(Collection entries)
"""
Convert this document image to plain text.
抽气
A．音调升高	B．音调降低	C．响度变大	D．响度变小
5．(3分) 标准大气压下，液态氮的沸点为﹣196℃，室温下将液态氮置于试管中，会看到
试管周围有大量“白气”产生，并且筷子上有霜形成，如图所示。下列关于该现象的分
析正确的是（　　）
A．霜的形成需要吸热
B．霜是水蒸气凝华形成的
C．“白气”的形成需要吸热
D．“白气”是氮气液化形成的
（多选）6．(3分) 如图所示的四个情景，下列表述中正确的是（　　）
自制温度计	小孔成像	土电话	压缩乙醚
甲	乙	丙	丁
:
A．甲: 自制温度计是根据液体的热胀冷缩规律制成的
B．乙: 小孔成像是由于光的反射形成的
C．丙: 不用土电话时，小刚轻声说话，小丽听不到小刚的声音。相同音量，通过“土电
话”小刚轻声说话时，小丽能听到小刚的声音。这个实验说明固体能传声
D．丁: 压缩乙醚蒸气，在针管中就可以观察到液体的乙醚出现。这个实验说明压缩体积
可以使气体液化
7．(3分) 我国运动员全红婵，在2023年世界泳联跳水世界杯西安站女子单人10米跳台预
"""
"""
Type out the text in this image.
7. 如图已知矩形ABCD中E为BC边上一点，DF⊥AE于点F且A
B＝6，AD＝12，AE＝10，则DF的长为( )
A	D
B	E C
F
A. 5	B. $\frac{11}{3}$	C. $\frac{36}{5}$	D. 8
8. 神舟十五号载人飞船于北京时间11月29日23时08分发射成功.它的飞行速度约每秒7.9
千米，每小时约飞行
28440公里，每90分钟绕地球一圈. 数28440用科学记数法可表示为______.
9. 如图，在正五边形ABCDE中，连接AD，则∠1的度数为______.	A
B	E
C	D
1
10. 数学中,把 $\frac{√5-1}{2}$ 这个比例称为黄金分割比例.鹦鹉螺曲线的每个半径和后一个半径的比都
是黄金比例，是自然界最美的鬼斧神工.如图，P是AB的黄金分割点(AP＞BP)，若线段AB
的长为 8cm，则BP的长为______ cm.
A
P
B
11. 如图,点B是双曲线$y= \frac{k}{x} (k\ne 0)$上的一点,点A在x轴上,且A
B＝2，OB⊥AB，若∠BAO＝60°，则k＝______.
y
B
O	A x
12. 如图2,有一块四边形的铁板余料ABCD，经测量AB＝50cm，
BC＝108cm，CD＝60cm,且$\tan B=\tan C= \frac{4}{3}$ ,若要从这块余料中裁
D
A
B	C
"""
• REQUEST:
Pull every line containing "image" out of the records.

• SOLUTION TO THE EXERCISE:
Convert this document image to plain text.
Type out the text in this image.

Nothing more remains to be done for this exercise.